• _WORK TO COMPLETE_:
All of the material below is to be returned exactly.

• _INPUT DATA_:
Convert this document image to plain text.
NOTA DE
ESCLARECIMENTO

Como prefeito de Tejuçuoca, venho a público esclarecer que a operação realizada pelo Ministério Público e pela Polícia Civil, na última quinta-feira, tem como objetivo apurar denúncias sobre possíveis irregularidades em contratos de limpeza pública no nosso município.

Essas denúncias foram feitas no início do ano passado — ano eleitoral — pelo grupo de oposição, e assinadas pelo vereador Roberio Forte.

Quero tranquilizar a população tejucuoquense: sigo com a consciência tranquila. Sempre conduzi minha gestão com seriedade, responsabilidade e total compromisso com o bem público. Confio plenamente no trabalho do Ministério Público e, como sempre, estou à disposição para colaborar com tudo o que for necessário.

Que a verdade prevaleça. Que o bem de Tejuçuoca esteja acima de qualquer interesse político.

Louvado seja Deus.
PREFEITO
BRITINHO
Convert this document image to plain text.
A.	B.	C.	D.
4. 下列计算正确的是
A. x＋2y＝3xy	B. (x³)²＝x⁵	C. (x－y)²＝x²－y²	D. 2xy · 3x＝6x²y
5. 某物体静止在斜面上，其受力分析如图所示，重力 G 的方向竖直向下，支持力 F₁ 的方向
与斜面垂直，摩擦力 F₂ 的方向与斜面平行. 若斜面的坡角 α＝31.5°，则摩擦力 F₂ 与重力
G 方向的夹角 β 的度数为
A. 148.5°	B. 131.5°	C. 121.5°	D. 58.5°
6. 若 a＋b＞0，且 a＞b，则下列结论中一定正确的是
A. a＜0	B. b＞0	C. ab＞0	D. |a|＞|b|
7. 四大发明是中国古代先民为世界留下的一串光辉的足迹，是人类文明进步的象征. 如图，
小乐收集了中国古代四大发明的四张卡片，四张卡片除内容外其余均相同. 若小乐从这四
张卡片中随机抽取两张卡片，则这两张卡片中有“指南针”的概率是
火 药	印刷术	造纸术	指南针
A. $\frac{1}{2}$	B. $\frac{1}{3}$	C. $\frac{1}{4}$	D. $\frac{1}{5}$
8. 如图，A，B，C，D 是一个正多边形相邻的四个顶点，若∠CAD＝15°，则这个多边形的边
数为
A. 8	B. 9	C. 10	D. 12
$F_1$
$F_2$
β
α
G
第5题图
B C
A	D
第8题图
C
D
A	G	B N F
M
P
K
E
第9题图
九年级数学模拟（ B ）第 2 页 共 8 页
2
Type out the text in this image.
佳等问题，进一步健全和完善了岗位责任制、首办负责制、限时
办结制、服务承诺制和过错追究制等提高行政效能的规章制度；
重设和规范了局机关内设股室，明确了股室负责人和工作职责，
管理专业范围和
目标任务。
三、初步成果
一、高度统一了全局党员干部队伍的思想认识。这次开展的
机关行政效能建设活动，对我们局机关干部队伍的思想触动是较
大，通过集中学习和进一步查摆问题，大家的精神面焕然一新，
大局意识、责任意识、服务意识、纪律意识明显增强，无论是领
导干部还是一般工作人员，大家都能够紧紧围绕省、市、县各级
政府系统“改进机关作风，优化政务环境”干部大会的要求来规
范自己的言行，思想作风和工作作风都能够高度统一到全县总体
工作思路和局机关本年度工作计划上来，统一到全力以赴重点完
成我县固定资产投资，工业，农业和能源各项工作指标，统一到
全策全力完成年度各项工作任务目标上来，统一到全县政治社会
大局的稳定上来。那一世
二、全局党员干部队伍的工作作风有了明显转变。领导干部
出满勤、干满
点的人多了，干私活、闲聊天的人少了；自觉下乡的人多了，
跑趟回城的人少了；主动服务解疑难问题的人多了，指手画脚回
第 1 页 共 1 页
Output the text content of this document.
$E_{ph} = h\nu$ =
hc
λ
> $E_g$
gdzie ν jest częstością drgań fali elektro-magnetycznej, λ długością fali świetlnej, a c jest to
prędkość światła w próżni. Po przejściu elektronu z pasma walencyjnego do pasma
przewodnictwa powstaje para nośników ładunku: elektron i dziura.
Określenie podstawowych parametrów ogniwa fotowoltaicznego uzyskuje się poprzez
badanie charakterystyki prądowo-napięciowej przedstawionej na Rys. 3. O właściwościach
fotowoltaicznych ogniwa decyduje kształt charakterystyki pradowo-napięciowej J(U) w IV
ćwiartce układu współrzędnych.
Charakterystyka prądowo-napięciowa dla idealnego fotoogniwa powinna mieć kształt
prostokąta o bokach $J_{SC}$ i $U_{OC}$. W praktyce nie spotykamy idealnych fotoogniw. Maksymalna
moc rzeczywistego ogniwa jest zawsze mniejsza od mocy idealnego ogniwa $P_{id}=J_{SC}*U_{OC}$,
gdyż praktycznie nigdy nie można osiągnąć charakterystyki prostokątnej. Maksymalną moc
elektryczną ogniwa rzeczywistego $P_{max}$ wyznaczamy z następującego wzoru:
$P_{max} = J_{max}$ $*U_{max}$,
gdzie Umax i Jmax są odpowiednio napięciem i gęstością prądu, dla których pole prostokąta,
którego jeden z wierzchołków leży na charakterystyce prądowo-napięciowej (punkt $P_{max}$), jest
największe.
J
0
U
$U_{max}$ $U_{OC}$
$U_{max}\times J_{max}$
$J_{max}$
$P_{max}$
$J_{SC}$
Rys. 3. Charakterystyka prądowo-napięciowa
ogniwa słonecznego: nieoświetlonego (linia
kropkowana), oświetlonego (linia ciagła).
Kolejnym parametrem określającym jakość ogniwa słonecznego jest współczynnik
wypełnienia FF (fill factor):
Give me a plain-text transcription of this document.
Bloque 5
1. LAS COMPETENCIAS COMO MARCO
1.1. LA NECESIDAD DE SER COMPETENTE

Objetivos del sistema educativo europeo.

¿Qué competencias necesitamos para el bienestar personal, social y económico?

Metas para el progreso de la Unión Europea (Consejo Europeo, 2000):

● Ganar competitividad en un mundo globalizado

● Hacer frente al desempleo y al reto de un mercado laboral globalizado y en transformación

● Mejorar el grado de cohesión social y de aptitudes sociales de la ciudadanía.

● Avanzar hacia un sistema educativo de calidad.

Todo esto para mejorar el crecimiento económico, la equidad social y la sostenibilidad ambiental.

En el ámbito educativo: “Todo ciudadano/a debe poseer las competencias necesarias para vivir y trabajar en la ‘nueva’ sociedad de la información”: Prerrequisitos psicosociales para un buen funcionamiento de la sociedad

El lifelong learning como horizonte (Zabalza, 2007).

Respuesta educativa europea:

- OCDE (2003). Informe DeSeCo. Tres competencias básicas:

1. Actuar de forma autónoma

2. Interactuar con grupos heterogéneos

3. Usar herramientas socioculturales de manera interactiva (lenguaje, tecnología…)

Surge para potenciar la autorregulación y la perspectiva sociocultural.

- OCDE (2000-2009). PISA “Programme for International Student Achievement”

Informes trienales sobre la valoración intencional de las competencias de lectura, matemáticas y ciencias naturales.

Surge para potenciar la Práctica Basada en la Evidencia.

• _REPLY TO THE EXERCISE_:
Convert this document image to plain text.
NOTA DE
ESCLARECIMENTO

Como prefeito de Tejuçuoca, venho a público esclarecer que a operação realizada pelo Ministério Público e pela Polícia Civil, na última quinta-feira, tem como objetivo apurar denúncias sobre possíveis irregularidades em contratos de limpeza pública no nosso município.

Essas denúncias foram feitas no início do ano passado — ano eleitoral — pelo grupo de oposição, e assinadas pelo vereador Roberio Forte.

Quero tranquilizar a população tejucuoquense: sigo com a consciência tranquila. Sempre conduzi minha gestão com seriedade, responsabilidade e total compromisso com o bem público. Confio plenamente no trabalho do Ministério Público e, como sempre, estou à disposição para colaborar com tudo o que for necessário.

Que a verdade prevaleça. Que o bem de Tejuçuoca esteja acima de qualquer interesse político.

Louvado seja Deus.
PREFEITO
BRITINHO
Convert this document image to plain text.
A.	B.	C.	D.
4. 下列计算正确的是
A. x＋2y＝3xy	B. (x³)²＝x⁵	C. (x－y)²＝x²－y²	D. 2xy · 3x＝6x²y
5. 某物体静止在斜面上，其受力分析如图所示，重力 G 的方向竖直向下，支持力 F₁ 的方向
与斜面垂直，摩擦力 F₂ 的方向与斜面平行. 若斜面的坡角 α＝31.5°，则摩擦力 F₂ 与重力
G 方向的夹角 β 的度数为
A. 148.5°	B. 131.5°	C. 121.5°	D. 58.5°
6. 若 a＋b＞0，且 a＞b，则下列结论中一定正确的是
A. a＜0	B. b＞0	C. ab＞0	D. |a|＞|b|
7. 四大发明是中国古代先民为世界留下的一串光辉的足迹，是人类文明进步的象征. 如图，
小乐收集了中国古代四大发明的四张卡片，四张卡片除内容外其余均相同. 若小乐从这四
张卡片中随机抽取两张卡片，则这两张卡片中有“指南针”的概率是
火 药	印刷术	造纸术	指南针
A. $\frac{1}{2}$	B. $\frac{1}{3}$	C. $\frac{1}{4}$	D. $\frac{1}{5}$
8. 如图，A，B，C，D 是一个正多边形相邻的四个顶点，若∠CAD＝15°，则这个多边形的边
数为
A. 8	B. 9	C. 10	D. 12
$F_1$
$F_2$
β
α
G
第5题图
B C
A	D
第8题图
C
D
A	G	B N F
M
P
K
E
第9题图
九年级数学模拟（ B ）第 2 页 共 8 页
2
Type out the text in this image.
佳等问题，进一步健全和完善了岗位责任制、首办负责制、限时
办结制、服务承诺制和过错追究制等提高行政效能的规章制度；
重设和规范了局机关内设股室，明确了股室负责人和工作职责，
管理专业范围和
目标任务。
三、初步成果
一、高度统一了全局党员干部队伍的思想认识。这次开展的
机关行政效能建设活动，对我们局机关干部队伍的思想触动是较
大，通过集中学习和进一步查摆问题，大家的精神面焕然一新，
大局意识、责任意识、服务意识、纪律意识明显增强，无论是领
导干部还是一般工作人员，大家都能够紧紧围绕省、市、县各级
政府系统“改进机关作风，优化政务环境”干部大会的要求来规
范自己的言行，思想作风和工作作风都能够高度统一到全县总体
工作思路和局机关本年度工作计划上来，统一到全力以赴重点完
成我县固定资产投资，工业，农业和能源各项工作指标，统一到
全策全力完成年度各项工作任务目标上来，统一到全县政治社会
大局的稳定上来。那一世
二、全局党员干部队伍的工作作风有了明显转变。领导干部
出满勤、干满
点的人多了，干私活、闲聊天的人少了；自觉下乡的人多了，
跑趟回城的人少了；主动服务解疑难问题的人多了，指手画脚回
第 1 页 共 1 页
Output the text content of this document.
$E_{ph} = h\nu$ =
hc
λ
> $E_g$
gdzie ν jest częstością drgań fali elektro-magnetycznej, λ długością fali świetlnej, a c jest to
prędkość światła w próżni. Po przejściu elektronu z pasma walencyjnego do pasma
przewodnictwa powstaje para nośników ładunku: elektron i dziura.
Określenie podstawowych parametrów ogniwa fotowoltaicznego uzyskuje się poprzez
badanie charakterystyki prądowo-napięciowej przedstawionej na Rys. 3. O właściwościach
fotowoltaicznych ogniwa decyduje kształt charakterystyki pradowo-napięciowej J(U) w IV
ćwiartce układu współrzędnych.
Charakterystyka prądowo-napięciowa dla idealnego fotoogniwa powinna mieć kształt
prostokąta o bokach $J_{SC}$ i $U_{OC}$. W praktyce nie spotykamy idealnych fotoogniw. Maksymalna
moc rzeczywistego ogniwa jest zawsze mniejsza od mocy idealnego ogniwa $P_{id}=J_{SC}*U_{OC}$,
gdyż praktycznie nigdy nie można osiągnąć charakterystyki prostokątnej. Maksymalną moc
elektryczną ogniwa rzeczywistego $P_{max}$ wyznaczamy z następującego wzoru:
$P_{max} = J_{max}$ $*U_{max}$,
gdzie Umax i Jmax są odpowiednio napięciem i gęstością prądu, dla których pole prostokąta,
którego jeden z wierzchołków leży na charakterystyce prądowo-napięciowej (punkt $P_{max}$), jest
największe.
J
0
U
$U_{max}$ $U_{OC}$
$U_{max}\times J_{max}$
$J_{max}$
$P_{max}$
$J_{SC}$
Rys. 3. Charakterystyka prądowo-napięciowa
ogniwa słonecznego: nieoświetlonego (linia
kropkowana), oświetlonego (linia ciagła).
Kolejnym parametrem określającym jakość ogniwa słonecznego jest współczynnik
wypełnienia FF (fill factor):
Give me a plain-text transcription of this document.
Bloque 5
1. LAS COMPETENCIAS COMO MARCO
1.1. LA NECESIDAD DE SER COMPETENTE

Objetivos del sistema educativo europeo.

¿Qué competencias necesitamos para el bienestar personal, social y económico?

Metas para el progreso de la Unión Europea (Consejo Europeo, 2000):

● Ganar competitividad en un mundo globalizado

● Hacer frente al desempleo y al reto de un mercado laboral globalizado y en transformación

● Mejorar el grado de cohesión social y de aptitudes sociales de la ciudadanía.

● Avanzar hacia un sistema educativo de calidad.

Todo esto para mejorar el crecimiento económico, la equidad social y la sostenibilidad ambiental.

En el ámbito educativo: “Todo ciudadano/a debe poseer las competencias necesarias para vivir y trabajar en la ‘nueva’ sociedad de la información”: Prerrequisitos psicosociales para un buen funcionamiento de la sociedad

El lifelong learning como horizonte (Zabalza, 2007).

Respuesta educativa europea:

- OCDE (2003). Informe DeSeCo. Tres competencias básicas:

1. Actuar de forma autónoma

2. Interactuar con grupos heterogéneos

3. Usar herramientas socioculturales de manera interactiva (lenguaje, tecnología…)

Surge para potenciar la autorregulación y la perspectiva sociocultural.

- OCDE (2000-2009). PISA “Programme for International Student Achievement”

Informes trienales sobre la valoración intencional de las competencias de lectura, matemáticas y ciencias naturales.

Surge para potenciar la Práctica Basada en la Evidencia.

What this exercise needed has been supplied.